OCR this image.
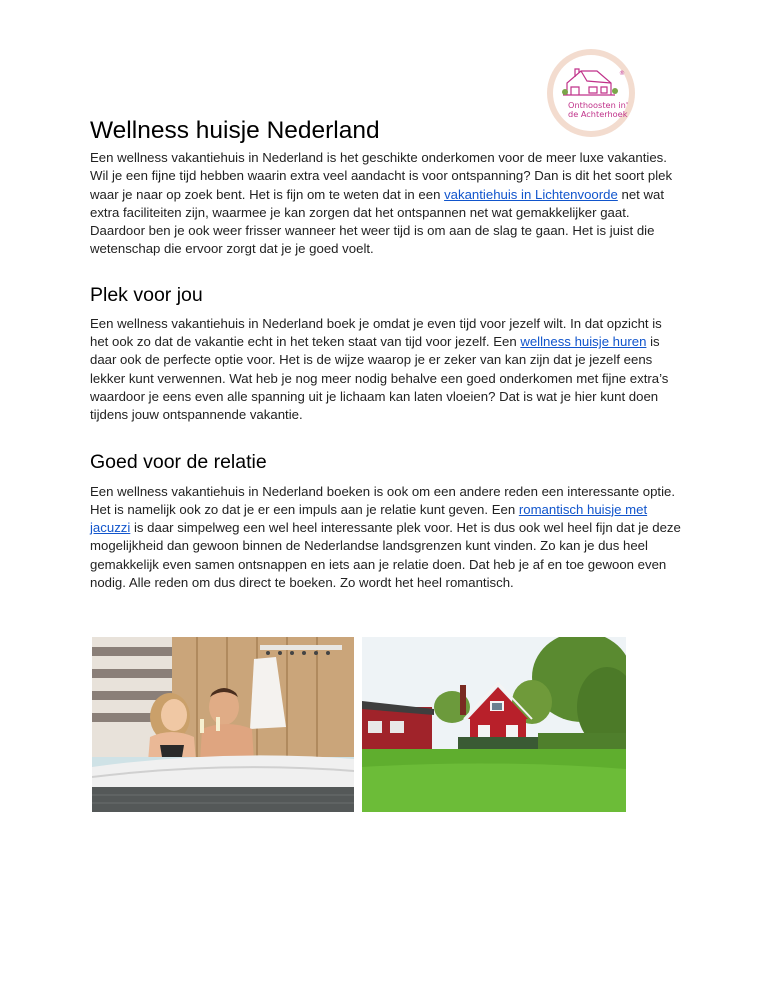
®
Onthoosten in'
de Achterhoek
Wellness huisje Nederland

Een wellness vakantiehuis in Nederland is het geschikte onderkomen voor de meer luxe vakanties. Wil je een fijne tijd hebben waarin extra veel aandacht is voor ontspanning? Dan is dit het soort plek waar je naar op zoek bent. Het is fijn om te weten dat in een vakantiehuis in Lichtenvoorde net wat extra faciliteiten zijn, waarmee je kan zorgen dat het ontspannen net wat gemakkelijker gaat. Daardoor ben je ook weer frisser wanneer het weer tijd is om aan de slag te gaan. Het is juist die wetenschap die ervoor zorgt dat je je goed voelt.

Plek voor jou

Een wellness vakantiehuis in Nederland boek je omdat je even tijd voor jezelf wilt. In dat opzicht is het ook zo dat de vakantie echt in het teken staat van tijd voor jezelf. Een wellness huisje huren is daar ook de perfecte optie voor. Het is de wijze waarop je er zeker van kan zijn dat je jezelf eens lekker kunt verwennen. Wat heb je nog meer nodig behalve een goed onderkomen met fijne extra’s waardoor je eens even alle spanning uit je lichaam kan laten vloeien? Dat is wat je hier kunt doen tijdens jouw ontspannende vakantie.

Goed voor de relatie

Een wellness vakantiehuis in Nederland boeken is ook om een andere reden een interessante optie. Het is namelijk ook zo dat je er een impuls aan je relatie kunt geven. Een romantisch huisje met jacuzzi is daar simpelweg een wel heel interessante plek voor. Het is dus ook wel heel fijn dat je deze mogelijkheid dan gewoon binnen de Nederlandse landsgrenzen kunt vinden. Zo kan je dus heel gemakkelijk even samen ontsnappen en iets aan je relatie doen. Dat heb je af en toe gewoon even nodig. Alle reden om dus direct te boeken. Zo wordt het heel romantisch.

========

_Written request_:
Return every line above that contains the word "huisje".

_Task output_:
Wellness huisje Nederland
Een wellness vakantiehuis in Nederland boek je omdat je even tijd voor jezelf wilt. In dat opzicht is het ook zo dat de vakantie echt in het teken staat van tijd voor jezelf. Een wellness huisje huren is daar ook de perfecte optie voor. Het is de wijze waarop je er zeker van kan zijn dat je jezelf eens lekker kunt verwennen. Wat heb je nog meer nodig behalve een goed onderkomen met fijne extra’s waardoor je eens even alle spanning uit je lichaam kan laten vloeien? Dat is wat je hier kunt doen tijdens jouw ontspannende vakantie.
Een wellness vakantiehuis in Nederland boeken is ook om een andere reden een interessante optie. Het is namelijk ook zo dat je er een impuls aan je relatie kunt geven. Een romantisch huisje met jacuzzi is daar simpelweg een wel heel interessante plek voor. Het is dus ook wel heel fijn dat je deze mogelijkheid dan gewoon binnen de Nederlandse landsgrenzen kunt vinden. Zo kan je dus heel gemakkelijk even samen ontsnappen en iets aan je relatie doen. Dat heb je af en toe gewoon even nodig. Alle reden om dus direct te boeken. Zo wordt het heel romantisch.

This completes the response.